#### DIRECTIVE
What is the number of lines containing the word "name"? Give that number alone.

Figure record extracts:
———

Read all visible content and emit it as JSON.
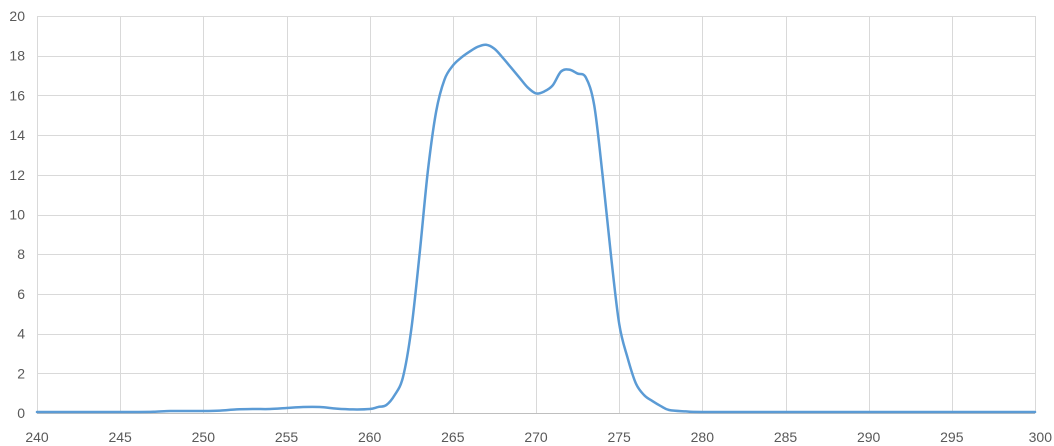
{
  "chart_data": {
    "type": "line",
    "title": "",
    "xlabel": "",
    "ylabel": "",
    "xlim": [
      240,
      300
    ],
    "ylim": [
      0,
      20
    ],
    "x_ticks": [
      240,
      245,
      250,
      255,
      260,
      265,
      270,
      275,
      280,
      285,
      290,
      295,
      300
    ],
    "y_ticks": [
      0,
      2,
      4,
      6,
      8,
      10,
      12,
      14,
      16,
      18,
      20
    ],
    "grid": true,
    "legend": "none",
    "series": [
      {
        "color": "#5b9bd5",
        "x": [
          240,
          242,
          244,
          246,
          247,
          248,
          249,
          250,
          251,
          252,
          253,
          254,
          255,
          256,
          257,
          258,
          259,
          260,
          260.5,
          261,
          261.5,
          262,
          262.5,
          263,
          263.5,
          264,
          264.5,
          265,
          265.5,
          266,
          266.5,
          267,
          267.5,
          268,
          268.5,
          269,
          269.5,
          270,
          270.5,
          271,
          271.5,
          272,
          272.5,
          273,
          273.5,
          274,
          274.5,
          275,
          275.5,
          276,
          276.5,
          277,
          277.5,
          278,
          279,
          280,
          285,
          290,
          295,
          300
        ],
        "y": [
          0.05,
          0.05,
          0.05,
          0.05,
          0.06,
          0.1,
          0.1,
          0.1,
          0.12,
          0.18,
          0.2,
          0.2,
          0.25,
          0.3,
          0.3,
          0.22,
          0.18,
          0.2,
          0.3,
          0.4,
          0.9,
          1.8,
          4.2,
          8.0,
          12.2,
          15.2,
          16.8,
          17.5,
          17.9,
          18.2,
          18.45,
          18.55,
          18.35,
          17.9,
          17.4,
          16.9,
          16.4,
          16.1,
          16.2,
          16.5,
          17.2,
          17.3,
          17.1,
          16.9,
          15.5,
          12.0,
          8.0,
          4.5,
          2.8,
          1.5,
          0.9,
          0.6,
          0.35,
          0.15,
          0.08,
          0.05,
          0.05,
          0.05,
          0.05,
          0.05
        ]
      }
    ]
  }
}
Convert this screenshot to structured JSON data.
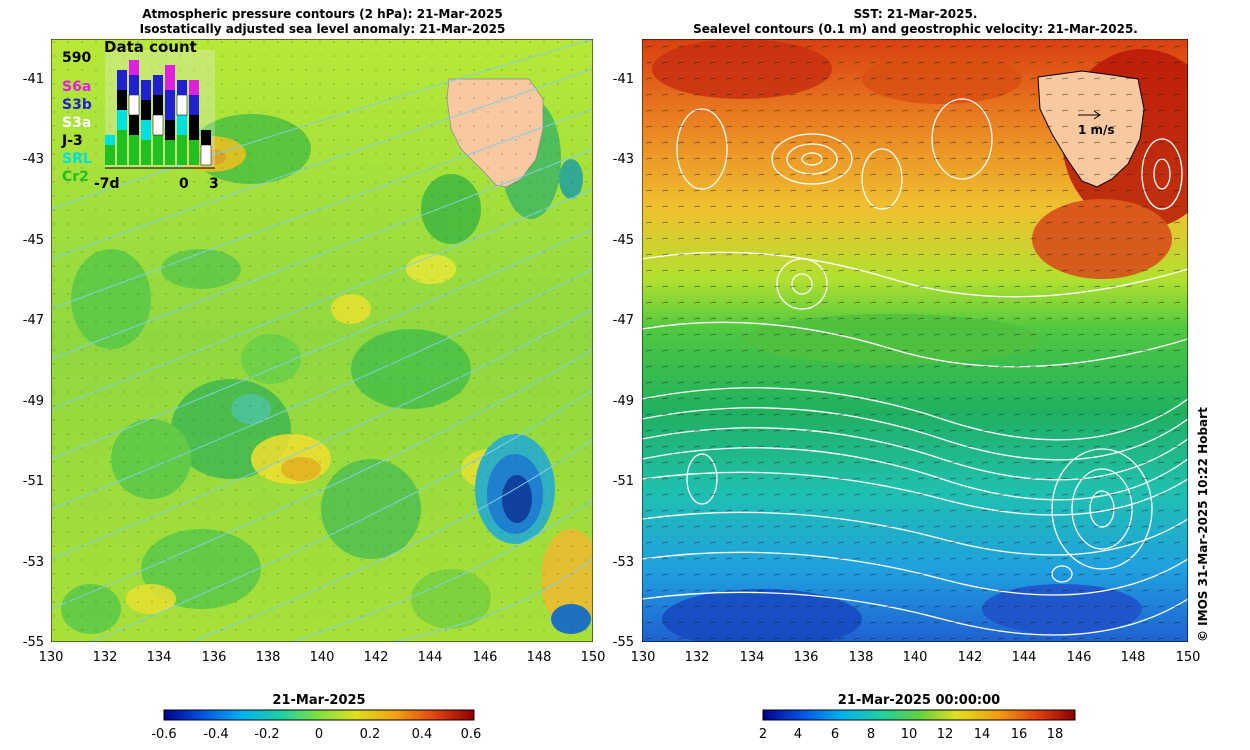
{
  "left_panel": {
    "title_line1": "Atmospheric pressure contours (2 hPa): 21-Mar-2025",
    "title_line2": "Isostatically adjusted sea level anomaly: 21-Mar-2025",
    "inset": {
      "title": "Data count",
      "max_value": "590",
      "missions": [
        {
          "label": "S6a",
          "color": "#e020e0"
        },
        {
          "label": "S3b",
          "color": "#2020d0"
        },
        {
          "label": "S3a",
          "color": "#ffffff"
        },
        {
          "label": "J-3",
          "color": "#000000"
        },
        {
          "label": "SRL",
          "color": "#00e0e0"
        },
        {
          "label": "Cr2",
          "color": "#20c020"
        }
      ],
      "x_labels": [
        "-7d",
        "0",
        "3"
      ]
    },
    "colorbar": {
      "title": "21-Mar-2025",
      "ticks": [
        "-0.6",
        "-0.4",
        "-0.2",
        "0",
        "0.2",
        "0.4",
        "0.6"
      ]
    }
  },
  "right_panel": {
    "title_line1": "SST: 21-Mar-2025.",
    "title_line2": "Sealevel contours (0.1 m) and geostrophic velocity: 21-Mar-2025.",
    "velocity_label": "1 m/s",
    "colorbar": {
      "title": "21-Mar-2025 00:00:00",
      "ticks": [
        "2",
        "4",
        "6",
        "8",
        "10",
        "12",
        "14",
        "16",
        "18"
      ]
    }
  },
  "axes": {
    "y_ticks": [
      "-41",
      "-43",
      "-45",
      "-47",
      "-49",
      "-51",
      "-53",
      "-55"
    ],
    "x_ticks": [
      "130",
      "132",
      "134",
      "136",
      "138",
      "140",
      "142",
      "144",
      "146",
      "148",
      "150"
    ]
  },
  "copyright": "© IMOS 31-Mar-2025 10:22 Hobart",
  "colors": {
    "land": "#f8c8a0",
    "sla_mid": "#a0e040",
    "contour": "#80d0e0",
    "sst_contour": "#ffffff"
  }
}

———

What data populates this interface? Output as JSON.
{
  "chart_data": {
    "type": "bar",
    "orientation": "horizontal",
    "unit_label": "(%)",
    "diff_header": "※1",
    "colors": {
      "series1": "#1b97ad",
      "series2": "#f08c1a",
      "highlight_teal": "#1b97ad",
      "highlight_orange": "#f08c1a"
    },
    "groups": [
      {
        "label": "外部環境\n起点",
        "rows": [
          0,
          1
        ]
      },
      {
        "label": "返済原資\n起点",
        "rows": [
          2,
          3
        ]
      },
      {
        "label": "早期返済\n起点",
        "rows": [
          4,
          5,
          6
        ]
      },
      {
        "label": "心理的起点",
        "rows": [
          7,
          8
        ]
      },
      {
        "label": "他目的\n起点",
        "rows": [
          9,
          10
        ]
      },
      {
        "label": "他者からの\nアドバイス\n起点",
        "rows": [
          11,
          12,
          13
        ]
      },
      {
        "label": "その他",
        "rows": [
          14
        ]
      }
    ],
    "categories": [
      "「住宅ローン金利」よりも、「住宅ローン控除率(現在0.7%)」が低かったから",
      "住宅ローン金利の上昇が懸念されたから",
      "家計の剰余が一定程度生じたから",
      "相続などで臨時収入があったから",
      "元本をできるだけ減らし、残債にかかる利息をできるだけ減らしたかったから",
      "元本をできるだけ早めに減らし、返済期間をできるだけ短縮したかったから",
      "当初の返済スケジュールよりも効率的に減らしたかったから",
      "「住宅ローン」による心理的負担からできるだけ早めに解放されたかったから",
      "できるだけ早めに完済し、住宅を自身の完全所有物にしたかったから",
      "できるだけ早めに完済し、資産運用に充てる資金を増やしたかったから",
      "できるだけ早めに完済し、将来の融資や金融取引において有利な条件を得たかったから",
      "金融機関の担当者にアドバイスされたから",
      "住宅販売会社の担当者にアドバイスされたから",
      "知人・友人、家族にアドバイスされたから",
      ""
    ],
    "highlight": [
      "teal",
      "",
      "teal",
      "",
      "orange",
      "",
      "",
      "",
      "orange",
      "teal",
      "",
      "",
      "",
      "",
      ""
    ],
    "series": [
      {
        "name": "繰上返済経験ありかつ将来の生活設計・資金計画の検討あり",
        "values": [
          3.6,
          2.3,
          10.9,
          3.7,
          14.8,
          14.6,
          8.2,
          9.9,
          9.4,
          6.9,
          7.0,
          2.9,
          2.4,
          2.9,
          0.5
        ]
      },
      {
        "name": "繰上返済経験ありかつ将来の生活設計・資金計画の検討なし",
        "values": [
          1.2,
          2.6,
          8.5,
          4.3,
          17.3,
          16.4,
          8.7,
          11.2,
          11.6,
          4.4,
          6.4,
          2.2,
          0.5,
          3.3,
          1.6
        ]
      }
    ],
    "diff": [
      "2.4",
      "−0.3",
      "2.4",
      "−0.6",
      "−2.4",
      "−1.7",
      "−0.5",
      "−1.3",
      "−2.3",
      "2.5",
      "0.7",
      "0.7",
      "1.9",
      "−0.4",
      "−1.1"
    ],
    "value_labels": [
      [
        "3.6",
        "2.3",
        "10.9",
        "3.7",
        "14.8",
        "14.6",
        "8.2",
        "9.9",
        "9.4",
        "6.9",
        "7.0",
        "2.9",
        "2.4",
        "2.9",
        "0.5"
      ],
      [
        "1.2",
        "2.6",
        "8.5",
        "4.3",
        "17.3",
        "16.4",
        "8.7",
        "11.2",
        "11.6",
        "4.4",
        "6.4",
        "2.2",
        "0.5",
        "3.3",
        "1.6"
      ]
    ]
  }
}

———

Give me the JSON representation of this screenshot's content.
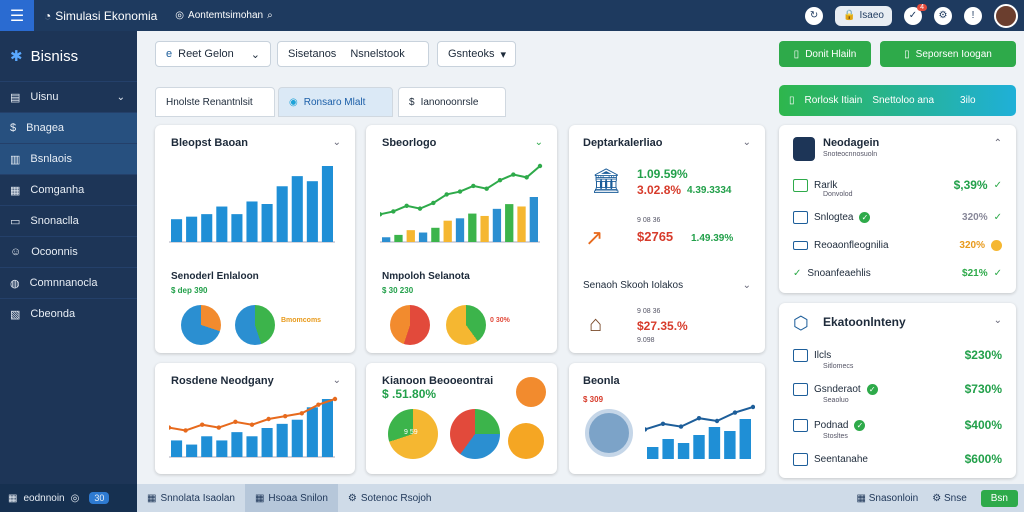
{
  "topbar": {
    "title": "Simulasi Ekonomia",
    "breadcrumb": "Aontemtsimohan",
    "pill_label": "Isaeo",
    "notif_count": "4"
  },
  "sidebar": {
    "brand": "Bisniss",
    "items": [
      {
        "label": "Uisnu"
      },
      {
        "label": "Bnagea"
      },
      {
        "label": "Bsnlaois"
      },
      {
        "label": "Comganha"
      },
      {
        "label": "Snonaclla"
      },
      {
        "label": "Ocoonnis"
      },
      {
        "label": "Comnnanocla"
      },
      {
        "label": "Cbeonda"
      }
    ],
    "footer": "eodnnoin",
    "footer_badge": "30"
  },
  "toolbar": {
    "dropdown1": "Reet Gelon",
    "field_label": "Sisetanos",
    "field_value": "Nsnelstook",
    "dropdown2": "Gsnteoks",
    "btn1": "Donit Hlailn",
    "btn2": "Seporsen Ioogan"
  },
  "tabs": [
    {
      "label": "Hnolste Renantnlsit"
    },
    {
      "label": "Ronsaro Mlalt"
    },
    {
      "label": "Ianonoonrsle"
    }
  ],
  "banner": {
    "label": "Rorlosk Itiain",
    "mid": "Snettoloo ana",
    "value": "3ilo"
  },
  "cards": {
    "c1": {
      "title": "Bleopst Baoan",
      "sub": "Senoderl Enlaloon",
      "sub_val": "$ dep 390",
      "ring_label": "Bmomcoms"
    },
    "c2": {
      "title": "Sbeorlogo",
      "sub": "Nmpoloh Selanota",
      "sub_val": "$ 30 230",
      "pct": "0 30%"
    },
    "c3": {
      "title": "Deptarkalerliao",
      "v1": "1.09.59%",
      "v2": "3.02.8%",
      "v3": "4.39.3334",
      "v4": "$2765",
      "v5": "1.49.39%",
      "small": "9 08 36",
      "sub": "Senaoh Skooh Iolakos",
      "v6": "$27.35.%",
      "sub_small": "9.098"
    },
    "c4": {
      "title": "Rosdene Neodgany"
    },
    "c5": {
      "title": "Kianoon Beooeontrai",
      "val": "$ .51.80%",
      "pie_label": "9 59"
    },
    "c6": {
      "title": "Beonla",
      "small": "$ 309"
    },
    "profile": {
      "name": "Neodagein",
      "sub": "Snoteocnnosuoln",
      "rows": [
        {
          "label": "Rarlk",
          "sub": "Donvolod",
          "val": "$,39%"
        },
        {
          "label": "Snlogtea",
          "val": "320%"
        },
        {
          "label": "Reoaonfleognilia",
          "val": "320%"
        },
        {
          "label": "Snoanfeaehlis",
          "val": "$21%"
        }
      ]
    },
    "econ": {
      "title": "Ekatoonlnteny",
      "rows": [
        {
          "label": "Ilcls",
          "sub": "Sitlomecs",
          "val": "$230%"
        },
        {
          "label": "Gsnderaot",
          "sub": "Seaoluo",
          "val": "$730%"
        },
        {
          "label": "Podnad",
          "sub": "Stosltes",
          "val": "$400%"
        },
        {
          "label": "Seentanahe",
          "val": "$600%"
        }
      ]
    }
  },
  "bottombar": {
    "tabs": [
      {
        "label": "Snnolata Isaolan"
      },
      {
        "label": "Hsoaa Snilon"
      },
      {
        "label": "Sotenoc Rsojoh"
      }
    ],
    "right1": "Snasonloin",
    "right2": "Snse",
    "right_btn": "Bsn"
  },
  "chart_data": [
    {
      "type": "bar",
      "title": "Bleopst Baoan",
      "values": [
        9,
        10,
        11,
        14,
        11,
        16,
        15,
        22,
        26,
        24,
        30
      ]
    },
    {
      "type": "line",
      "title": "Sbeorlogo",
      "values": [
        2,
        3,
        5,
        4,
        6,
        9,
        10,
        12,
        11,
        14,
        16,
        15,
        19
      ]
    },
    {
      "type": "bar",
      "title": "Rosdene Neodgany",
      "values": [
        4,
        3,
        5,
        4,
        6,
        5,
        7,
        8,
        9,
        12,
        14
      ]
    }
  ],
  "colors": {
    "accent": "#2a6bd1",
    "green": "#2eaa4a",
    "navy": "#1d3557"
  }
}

———

#### IN RESPONSE
3